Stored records
__________

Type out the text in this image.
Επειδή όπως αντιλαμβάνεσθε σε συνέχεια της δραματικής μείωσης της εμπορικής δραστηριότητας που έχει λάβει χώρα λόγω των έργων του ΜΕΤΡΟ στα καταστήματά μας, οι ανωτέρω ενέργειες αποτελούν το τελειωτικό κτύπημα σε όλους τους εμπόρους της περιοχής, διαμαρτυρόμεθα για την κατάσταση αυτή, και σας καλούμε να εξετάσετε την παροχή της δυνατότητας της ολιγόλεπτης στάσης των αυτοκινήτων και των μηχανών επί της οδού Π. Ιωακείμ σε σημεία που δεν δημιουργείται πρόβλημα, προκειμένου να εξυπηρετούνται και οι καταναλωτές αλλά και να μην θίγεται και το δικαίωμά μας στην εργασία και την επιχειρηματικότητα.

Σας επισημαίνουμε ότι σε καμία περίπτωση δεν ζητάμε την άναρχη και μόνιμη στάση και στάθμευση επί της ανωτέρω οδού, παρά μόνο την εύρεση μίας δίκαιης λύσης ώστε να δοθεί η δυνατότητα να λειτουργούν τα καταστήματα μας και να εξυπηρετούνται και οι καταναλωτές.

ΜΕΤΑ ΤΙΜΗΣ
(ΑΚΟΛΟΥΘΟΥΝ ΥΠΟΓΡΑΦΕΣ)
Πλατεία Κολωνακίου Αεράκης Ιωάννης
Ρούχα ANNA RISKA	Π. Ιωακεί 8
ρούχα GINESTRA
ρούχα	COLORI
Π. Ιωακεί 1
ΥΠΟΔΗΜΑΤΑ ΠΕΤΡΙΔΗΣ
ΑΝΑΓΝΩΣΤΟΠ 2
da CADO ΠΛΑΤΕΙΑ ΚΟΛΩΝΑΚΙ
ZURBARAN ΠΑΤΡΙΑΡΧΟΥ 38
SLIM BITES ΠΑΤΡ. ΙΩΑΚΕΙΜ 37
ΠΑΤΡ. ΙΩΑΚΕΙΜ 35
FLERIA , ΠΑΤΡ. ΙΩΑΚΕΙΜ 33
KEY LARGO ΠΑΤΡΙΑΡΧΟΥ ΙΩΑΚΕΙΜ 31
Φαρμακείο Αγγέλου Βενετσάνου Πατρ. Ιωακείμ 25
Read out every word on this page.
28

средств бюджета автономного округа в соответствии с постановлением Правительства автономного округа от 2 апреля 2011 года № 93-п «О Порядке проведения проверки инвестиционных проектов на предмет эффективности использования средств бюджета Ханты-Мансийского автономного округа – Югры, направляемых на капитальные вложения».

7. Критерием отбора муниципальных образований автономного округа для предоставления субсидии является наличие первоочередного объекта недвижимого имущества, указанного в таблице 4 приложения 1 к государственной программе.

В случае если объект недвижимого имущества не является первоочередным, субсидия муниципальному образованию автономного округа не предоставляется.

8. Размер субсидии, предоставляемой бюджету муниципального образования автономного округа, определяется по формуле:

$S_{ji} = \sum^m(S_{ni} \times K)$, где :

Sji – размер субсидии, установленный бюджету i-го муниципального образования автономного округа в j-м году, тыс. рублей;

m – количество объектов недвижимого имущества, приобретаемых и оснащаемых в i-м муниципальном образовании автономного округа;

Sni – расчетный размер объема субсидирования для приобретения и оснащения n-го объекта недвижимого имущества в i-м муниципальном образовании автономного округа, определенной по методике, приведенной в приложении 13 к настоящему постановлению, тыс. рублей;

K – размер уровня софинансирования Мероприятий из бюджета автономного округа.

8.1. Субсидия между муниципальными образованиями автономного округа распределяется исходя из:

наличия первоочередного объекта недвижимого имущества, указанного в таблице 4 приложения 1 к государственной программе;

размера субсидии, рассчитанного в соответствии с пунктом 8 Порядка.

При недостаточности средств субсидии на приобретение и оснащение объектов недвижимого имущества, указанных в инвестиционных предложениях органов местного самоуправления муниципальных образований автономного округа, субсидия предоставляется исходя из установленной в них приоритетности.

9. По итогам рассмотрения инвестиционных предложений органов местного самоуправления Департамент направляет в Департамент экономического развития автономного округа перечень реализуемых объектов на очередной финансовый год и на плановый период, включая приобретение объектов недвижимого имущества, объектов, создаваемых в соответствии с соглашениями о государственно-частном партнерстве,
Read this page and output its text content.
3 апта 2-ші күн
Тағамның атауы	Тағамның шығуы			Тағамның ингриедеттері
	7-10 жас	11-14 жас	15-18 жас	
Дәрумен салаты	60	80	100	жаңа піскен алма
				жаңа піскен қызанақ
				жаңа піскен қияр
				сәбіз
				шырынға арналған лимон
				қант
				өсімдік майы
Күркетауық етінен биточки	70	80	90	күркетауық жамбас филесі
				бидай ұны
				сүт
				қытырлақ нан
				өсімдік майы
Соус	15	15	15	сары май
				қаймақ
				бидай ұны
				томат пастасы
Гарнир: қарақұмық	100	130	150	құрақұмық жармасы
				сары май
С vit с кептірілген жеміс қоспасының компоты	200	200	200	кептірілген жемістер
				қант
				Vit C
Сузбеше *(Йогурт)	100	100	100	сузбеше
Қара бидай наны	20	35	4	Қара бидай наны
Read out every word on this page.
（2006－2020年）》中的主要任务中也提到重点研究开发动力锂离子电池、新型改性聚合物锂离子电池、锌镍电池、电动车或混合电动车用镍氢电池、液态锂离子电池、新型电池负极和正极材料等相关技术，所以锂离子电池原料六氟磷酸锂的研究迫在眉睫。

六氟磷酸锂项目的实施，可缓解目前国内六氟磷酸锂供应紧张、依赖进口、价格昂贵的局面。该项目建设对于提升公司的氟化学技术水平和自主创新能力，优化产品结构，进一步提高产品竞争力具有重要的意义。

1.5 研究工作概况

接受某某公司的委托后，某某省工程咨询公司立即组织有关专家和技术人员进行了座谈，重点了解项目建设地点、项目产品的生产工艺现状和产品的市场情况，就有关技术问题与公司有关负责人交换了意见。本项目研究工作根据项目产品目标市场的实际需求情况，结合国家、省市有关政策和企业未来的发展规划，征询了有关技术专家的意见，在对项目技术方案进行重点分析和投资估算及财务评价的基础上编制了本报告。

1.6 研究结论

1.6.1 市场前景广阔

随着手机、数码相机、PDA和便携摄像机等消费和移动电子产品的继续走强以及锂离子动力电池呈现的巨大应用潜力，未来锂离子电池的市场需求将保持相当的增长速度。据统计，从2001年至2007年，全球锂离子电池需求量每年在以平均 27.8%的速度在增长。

__________

The request
Output all of the data above without any alteration.

Exercise answer
Type out the text in this image.
Επειδή όπως αντιλαμβάνεσθε σε συνέχεια της δραματικής μείωσης της εμπορικής δραστηριότητας που έχει λάβει χώρα λόγω των έργων του ΜΕΤΡΟ στα καταστήματά μας, οι ανωτέρω ενέργειες αποτελούν το τελειωτικό κτύπημα σε όλους τους εμπόρους της περιοχής, διαμαρτυρόμεθα για την κατάσταση αυτή, και σας καλούμε να εξετάσετε την παροχή της δυνατότητας της ολιγόλεπτης στάσης των αυτοκινήτων και των μηχανών επί της οδού Π. Ιωακείμ σε σημεία που δεν δημιουργείται πρόβλημα, προκειμένου να εξυπηρετούνται και οι καταναλωτές αλλά και να μην θίγεται και το δικαίωμά μας στην εργασία και την επιχειρηματικότητα.

Σας επισημαίνουμε ότι σε καμία περίπτωση δεν ζητάμε την άναρχη και μόνιμη στάση και στάθμευση επί της ανωτέρω οδού, παρά μόνο την εύρεση μίας δίκαιης λύσης ώστε να δοθεί η δυνατότητα να λειτουργούν τα καταστήματα μας και να εξυπηρετούνται και οι καταναλωτές.

ΜΕΤΑ ΤΙΜΗΣ
(ΑΚΟΛΟΥΘΟΥΝ ΥΠΟΓΡΑΦΕΣ)
Πλατεία Κολωνακίου Αεράκης Ιωάννης
Ρούχα ANNA RISKA	Π. Ιωακεί 8
ρούχα GINESTRA
ρούχα	COLORI
Π. Ιωακεί 1
ΥΠΟΔΗΜΑΤΑ ΠΕΤΡΙΔΗΣ
ΑΝΑΓΝΩΣΤΟΠ 2
da CADO ΠΛΑΤΕΙΑ ΚΟΛΩΝΑΚΙ
ZURBARAN ΠΑΤΡΙΑΡΧΟΥ 38
SLIM BITES ΠΑΤΡ. ΙΩΑΚΕΙΜ 37
ΠΑΤΡ. ΙΩΑΚΕΙΜ 35
FLERIA , ΠΑΤΡ. ΙΩΑΚΕΙΜ 33
KEY LARGO ΠΑΤΡΙΑΡΧΟΥ ΙΩΑΚΕΙΜ 31
Φαρμακείο Αγγέλου Βενετσάνου Πατρ. Ιωακείμ 25
Read out every word on this page.
28

средств бюджета автономного округа в соответствии с постановлением Правительства автономного округа от 2 апреля 2011 года № 93-п «О Порядке проведения проверки инвестиционных проектов на предмет эффективности использования средств бюджета Ханты-Мансийского автономного округа – Югры, направляемых на капитальные вложения».

7. Критерием отбора муниципальных образований автономного округа для предоставления субсидии является наличие первоочередного объекта недвижимого имущества, указанного в таблице 4 приложения 1 к государственной программе.

В случае если объект недвижимого имущества не является первоочередным, субсидия муниципальному образованию автономного округа не предоставляется.

8. Размер субсидии, предоставляемой бюджету муниципального образования автономного округа, определяется по формуле:

$S_{ji} = \sum^m(S_{ni} \times K)$, где :

Sji – размер субсидии, установленный бюджету i-го муниципального образования автономного округа в j-м году, тыс. рублей;

m – количество объектов недвижимого имущества, приобретаемых и оснащаемых в i-м муниципальном образовании автономного округа;

Sni – расчетный размер объема субсидирования для приобретения и оснащения n-го объекта недвижимого имущества в i-м муниципальном образовании автономного округа, определенной по методике, приведенной в приложении 13 к настоящему постановлению, тыс. рублей;

K – размер уровня софинансирования Мероприятий из бюджета автономного округа.

8.1. Субсидия между муниципальными образованиями автономного округа распределяется исходя из:

наличия первоочередного объекта недвижимого имущества, указанного в таблице 4 приложения 1 к государственной программе;

размера субсидии, рассчитанного в соответствии с пунктом 8 Порядка.

При недостаточности средств субсидии на приобретение и оснащение объектов недвижимого имущества, указанных в инвестиционных предложениях органов местного самоуправления муниципальных образований автономного округа, субсидия предоставляется исходя из установленной в них приоритетности.

9. По итогам рассмотрения инвестиционных предложений органов местного самоуправления Департамент направляет в Департамент экономического развития автономного округа перечень реализуемых объектов на очередной финансовый год и на плановый период, включая приобретение объектов недвижимого имущества, объектов, создаваемых в соответствии с соглашениями о государственно-частном партнерстве,
Read this page and output its text content.
3 апта 2-ші күн
Тағамның атауы	Тағамның шығуы			Тағамның ингриедеттері
	7-10 жас	11-14 жас	15-18 жас	
Дәрумен салаты	60	80	100	жаңа піскен алма
				жаңа піскен қызанақ
				жаңа піскен қияр
				сәбіз
				шырынға арналған лимон
				қант
				өсімдік майы
Күркетауық етінен биточки	70	80	90	күркетауық жамбас филесі
				бидай ұны
				сүт
				қытырлақ нан
				өсімдік майы
Соус	15	15	15	сары май
				қаймақ
				бидай ұны
				томат пастасы
Гарнир: қарақұмық	100	130	150	құрақұмық жармасы
				сары май
С vit с кептірілген жеміс қоспасының компоты	200	200	200	кептірілген жемістер
				қант
				Vit C
Сузбеше *(Йогурт)	100	100	100	сузбеше
Қара бидай наны	20	35	4	Қара бидай наны
Read out every word on this page.
（2006－2020年）》中的主要任务中也提到重点研究开发动力锂离子电池、新型改性聚合物锂离子电池、锌镍电池、电动车或混合电动车用镍氢电池、液态锂离子电池、新型电池负极和正极材料等相关技术，所以锂离子电池原料六氟磷酸锂的研究迫在眉睫。

六氟磷酸锂项目的实施，可缓解目前国内六氟磷酸锂供应紧张、依赖进口、价格昂贵的局面。该项目建设对于提升公司的氟化学技术水平和自主创新能力，优化产品结构，进一步提高产品竞争力具有重要的意义。

1.5 研究工作概况

接受某某公司的委托后，某某省工程咨询公司立即组织有关专家和技术人员进行了座谈，重点了解项目建设地点、项目产品的生产工艺现状和产品的市场情况，就有关技术问题与公司有关负责人交换了意见。本项目研究工作根据项目产品目标市场的实际需求情况，结合国家、省市有关政策和企业未来的发展规划，征询了有关技术专家的意见，在对项目技术方案进行重点分析和投资估算及财务评价的基础上编制了本报告。

1.6 研究结论

1.6.1 市场前景广阔

随着手机、数码相机、PDA和便携摄像机等消费和移动电子产品的继续走强以及锂离子动力电池呈现的巨大应用潜力，未来锂离子电池的市场需求将保持相当的增长速度。据统计，从2001年至2007年，全球锂离子电池需求量每年在以平均 27.8%的速度在增长。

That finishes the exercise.